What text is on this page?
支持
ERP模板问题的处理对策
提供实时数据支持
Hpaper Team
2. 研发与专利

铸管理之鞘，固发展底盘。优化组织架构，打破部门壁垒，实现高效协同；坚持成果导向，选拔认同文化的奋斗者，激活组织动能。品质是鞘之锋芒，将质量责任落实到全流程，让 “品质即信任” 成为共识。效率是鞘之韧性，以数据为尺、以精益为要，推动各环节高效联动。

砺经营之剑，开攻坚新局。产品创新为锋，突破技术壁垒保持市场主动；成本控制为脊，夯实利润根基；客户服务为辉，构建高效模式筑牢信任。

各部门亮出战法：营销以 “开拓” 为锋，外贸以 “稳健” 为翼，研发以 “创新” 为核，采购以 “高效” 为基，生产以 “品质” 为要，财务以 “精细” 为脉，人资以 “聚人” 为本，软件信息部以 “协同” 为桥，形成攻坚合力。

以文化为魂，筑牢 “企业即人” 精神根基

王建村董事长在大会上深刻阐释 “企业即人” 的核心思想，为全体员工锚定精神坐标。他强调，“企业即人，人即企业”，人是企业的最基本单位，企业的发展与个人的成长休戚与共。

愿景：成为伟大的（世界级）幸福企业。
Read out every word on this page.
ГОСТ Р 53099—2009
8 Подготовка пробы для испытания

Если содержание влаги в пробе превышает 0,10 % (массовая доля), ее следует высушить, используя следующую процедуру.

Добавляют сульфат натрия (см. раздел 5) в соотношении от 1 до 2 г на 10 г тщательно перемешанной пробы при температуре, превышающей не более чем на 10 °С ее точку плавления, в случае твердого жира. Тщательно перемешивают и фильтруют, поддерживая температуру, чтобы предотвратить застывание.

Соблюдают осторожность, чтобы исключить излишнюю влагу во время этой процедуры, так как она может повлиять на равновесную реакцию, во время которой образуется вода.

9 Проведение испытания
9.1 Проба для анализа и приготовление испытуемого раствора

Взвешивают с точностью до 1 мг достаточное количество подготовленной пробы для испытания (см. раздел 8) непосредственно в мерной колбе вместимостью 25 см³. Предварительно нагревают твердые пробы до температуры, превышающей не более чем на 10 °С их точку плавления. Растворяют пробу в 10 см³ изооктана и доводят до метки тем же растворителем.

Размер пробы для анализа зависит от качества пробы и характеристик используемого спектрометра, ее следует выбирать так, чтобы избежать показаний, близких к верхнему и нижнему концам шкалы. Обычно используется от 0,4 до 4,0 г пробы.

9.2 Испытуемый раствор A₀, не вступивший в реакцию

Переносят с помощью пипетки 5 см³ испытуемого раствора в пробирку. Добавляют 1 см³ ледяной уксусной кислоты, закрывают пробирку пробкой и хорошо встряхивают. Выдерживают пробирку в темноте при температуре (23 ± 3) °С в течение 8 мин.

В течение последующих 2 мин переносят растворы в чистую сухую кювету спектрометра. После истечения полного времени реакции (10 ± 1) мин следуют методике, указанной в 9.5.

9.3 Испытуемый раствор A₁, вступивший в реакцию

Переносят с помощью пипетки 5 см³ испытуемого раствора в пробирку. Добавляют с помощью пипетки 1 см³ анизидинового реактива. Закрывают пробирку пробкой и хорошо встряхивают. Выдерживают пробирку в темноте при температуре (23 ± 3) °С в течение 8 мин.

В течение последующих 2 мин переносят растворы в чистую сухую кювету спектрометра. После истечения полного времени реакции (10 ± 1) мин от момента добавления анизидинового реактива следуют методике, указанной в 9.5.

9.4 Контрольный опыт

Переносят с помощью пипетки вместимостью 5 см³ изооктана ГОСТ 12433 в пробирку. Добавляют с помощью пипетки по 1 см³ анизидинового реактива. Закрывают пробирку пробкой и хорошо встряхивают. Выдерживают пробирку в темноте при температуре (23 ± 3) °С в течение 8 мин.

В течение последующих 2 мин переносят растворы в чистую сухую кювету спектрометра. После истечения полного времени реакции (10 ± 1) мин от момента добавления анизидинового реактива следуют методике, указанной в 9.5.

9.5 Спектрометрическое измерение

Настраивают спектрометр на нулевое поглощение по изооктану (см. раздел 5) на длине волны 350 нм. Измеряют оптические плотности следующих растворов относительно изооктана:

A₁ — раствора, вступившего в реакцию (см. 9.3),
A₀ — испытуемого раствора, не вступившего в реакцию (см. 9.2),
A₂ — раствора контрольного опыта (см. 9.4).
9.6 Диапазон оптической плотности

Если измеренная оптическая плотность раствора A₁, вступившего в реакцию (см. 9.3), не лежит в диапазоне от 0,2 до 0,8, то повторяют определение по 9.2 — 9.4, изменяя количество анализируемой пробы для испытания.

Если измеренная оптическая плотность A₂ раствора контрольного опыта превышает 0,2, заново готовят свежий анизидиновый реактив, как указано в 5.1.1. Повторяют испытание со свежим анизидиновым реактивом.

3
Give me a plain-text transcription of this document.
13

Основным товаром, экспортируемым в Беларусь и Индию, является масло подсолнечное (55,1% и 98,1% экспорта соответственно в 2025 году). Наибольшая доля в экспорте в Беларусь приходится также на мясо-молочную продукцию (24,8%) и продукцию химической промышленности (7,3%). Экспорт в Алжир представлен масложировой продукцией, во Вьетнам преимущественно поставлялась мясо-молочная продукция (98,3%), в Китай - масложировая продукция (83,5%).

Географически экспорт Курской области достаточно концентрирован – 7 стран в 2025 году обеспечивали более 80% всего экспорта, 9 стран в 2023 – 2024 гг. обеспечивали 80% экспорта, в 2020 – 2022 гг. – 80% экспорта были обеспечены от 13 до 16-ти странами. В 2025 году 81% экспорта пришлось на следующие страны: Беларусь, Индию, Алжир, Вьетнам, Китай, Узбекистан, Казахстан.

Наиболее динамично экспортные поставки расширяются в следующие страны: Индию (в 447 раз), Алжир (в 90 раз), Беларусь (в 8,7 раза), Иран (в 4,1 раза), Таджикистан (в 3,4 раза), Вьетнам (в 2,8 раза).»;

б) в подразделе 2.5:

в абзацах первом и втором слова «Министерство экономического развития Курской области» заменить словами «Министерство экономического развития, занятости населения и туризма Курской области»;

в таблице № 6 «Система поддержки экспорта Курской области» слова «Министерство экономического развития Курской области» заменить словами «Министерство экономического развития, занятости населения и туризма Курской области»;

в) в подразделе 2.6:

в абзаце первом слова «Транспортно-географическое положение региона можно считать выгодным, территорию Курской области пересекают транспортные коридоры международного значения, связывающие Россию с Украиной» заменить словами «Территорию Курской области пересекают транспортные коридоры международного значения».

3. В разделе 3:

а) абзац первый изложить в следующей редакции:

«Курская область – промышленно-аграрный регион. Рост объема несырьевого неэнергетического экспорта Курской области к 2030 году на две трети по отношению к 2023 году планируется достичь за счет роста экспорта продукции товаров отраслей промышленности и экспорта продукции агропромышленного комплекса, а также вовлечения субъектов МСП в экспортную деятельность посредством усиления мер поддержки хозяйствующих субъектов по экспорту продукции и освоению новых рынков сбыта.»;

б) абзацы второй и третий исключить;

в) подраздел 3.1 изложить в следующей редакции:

- - -

Output every line above without altering anything.

What text is on this page?
支持
ERP模板问题的处理对策
提供实时数据支持
Hpaper Team
2. 研发与专利

铸管理之鞘，固发展底盘。优化组织架构，打破部门壁垒，实现高效协同；坚持成果导向，选拔认同文化的奋斗者，激活组织动能。品质是鞘之锋芒，将质量责任落实到全流程，让 “品质即信任” 成为共识。效率是鞘之韧性，以数据为尺、以精益为要，推动各环节高效联动。

砺经营之剑，开攻坚新局。产品创新为锋，突破技术壁垒保持市场主动；成本控制为脊，夯实利润根基；客户服务为辉，构建高效模式筑牢信任。

各部门亮出战法：营销以 “开拓” 为锋，外贸以 “稳健” 为翼，研发以 “创新” 为核，采购以 “高效” 为基，生产以 “品质” 为要，财务以 “精细” 为脉，人资以 “聚人” 为本，软件信息部以 “协同” 为桥，形成攻坚合力。

以文化为魂，筑牢 “企业即人” 精神根基

王建村董事长在大会上深刻阐释 “企业即人” 的核心思想，为全体员工锚定精神坐标。他强调，“企业即人，人即企业”，人是企业的最基本单位，企业的发展与个人的成长休戚与共。

愿景：成为伟大的（世界级）幸福企业。
Read out every word on this page.
ГОСТ Р 53099—2009
8 Подготовка пробы для испытания

Если содержание влаги в пробе превышает 0,10 % (массовая доля), ее следует высушить, используя следующую процедуру.

Добавляют сульфат натрия (см. раздел 5) в соотношении от 1 до 2 г на 10 г тщательно перемешанной пробы при температуре, превышающей не более чем на 10 °С ее точку плавления, в случае твердого жира. Тщательно перемешивают и фильтруют, поддерживая температуру, чтобы предотвратить застывание.

Соблюдают осторожность, чтобы исключить излишнюю влагу во время этой процедуры, так как она может повлиять на равновесную реакцию, во время которой образуется вода.

9 Проведение испытания
9.1 Проба для анализа и приготовление испытуемого раствора

Взвешивают с точностью до 1 мг достаточное количество подготовленной пробы для испытания (см. раздел 8) непосредственно в мерной колбе вместимостью 25 см³. Предварительно нагревают твердые пробы до температуры, превышающей не более чем на 10 °С их точку плавления. Растворяют пробу в 10 см³ изооктана и доводят до метки тем же растворителем.

Размер пробы для анализа зависит от качества пробы и характеристик используемого спектрометра, ее следует выбирать так, чтобы избежать показаний, близких к верхнему и нижнему концам шкалы. Обычно используется от 0,4 до 4,0 г пробы.

9.2 Испытуемый раствор A₀, не вступивший в реакцию

Переносят с помощью пипетки 5 см³ испытуемого раствора в пробирку. Добавляют 1 см³ ледяной уксусной кислоты, закрывают пробирку пробкой и хорошо встряхивают. Выдерживают пробирку в темноте при температуре (23 ± 3) °С в течение 8 мин.

В течение последующих 2 мин переносят растворы в чистую сухую кювету спектрометра. После истечения полного времени реакции (10 ± 1) мин следуют методике, указанной в 9.5.

9.3 Испытуемый раствор A₁, вступивший в реакцию

Переносят с помощью пипетки 5 см³ испытуемого раствора в пробирку. Добавляют с помощью пипетки 1 см³ анизидинового реактива. Закрывают пробирку пробкой и хорошо встряхивают. Выдерживают пробирку в темноте при температуре (23 ± 3) °С в течение 8 мин.

В течение последующих 2 мин переносят растворы в чистую сухую кювету спектрометра. После истечения полного времени реакции (10 ± 1) мин от момента добавления анизидинового реактива следуют методике, указанной в 9.5.

9.4 Контрольный опыт

Переносят с помощью пипетки вместимостью 5 см³ изооктана ГОСТ 12433 в пробирку. Добавляют с помощью пипетки по 1 см³ анизидинового реактива. Закрывают пробирку пробкой и хорошо встряхивают. Выдерживают пробирку в темноте при температуре (23 ± 3) °С в течение 8 мин.

В течение последующих 2 мин переносят растворы в чистую сухую кювету спектрометра. После истечения полного времени реакции (10 ± 1) мин от момента добавления анизидинового реактива следуют методике, указанной в 9.5.

9.5 Спектрометрическое измерение

Настраивают спектрометр на нулевое поглощение по изооктану (см. раздел 5) на длине волны 350 нм. Измеряют оптические плотности следующих растворов относительно изооктана:

A₁ — раствора, вступившего в реакцию (см. 9.3),
A₀ — испытуемого раствора, не вступившего в реакцию (см. 9.2),
A₂ — раствора контрольного опыта (см. 9.4).
9.6 Диапазон оптической плотности

Если измеренная оптическая плотность раствора A₁, вступившего в реакцию (см. 9.3), не лежит в диапазоне от 0,2 до 0,8, то повторяют определение по 9.2 — 9.4, изменяя количество анализируемой пробы для испытания.

Если измеренная оптическая плотность A₂ раствора контрольного опыта превышает 0,2, заново готовят свежий анизидиновый реактив, как указано в 5.1.1. Повторяют испытание со свежим анизидиновым реактивом.

3
Give me a plain-text transcription of this document.
13

Основным товаром, экспортируемым в Беларусь и Индию, является масло подсолнечное (55,1% и 98,1% экспорта соответственно в 2025 году). Наибольшая доля в экспорте в Беларусь приходится также на мясо-молочную продукцию (24,8%) и продукцию химической промышленности (7,3%). Экспорт в Алжир представлен масложировой продукцией, во Вьетнам преимущественно поставлялась мясо-молочная продукция (98,3%), в Китай - масложировая продукция (83,5%).

Географически экспорт Курской области достаточно концентрирован – 7 стран в 2025 году обеспечивали более 80% всего экспорта, 9 стран в 2023 – 2024 гг. обеспечивали 80% экспорта, в 2020 – 2022 гг. – 80% экспорта были обеспечены от 13 до 16-ти странами. В 2025 году 81% экспорта пришлось на следующие страны: Беларусь, Индию, Алжир, Вьетнам, Китай, Узбекистан, Казахстан.

Наиболее динамично экспортные поставки расширяются в следующие страны: Индию (в 447 раз), Алжир (в 90 раз), Беларусь (в 8,7 раза), Иран (в 4,1 раза), Таджикистан (в 3,4 раза), Вьетнам (в 2,8 раза).»;

б) в подразделе 2.5:

в абзацах первом и втором слова «Министерство экономического развития Курской области» заменить словами «Министерство экономического развития, занятости населения и туризма Курской области»;

в таблице № 6 «Система поддержки экспорта Курской области» слова «Министерство экономического развития Курской области» заменить словами «Министерство экономического развития, занятости населения и туризма Курской области»;

в) в подразделе 2.6:

в абзаце первом слова «Транспортно-географическое положение региона можно считать выгодным, территорию Курской области пересекают транспортные коридоры международного значения, связывающие Россию с Украиной» заменить словами «Территорию Курской области пересекают транспортные коридоры международного значения».

3. В разделе 3:

а) абзац первый изложить в следующей редакции:

«Курская область – промышленно-аграрный регион. Рост объема несырьевого неэнергетического экспорта Курской области к 2030 году на две трети по отношению к 2023 году планируется достичь за счет роста экспорта продукции товаров отраслей промышленности и экспорта продукции агропромышленного комплекса, а также вовлечения субъектов МСП в экспортную деятельность посредством усиления мер поддержки хозяйствующих субъектов по экспорту продукции и освоению новых рынков сбыта.»;

б) абзацы второй и третий исключить;

в) подраздел 3.1 изложить в следующей редакции:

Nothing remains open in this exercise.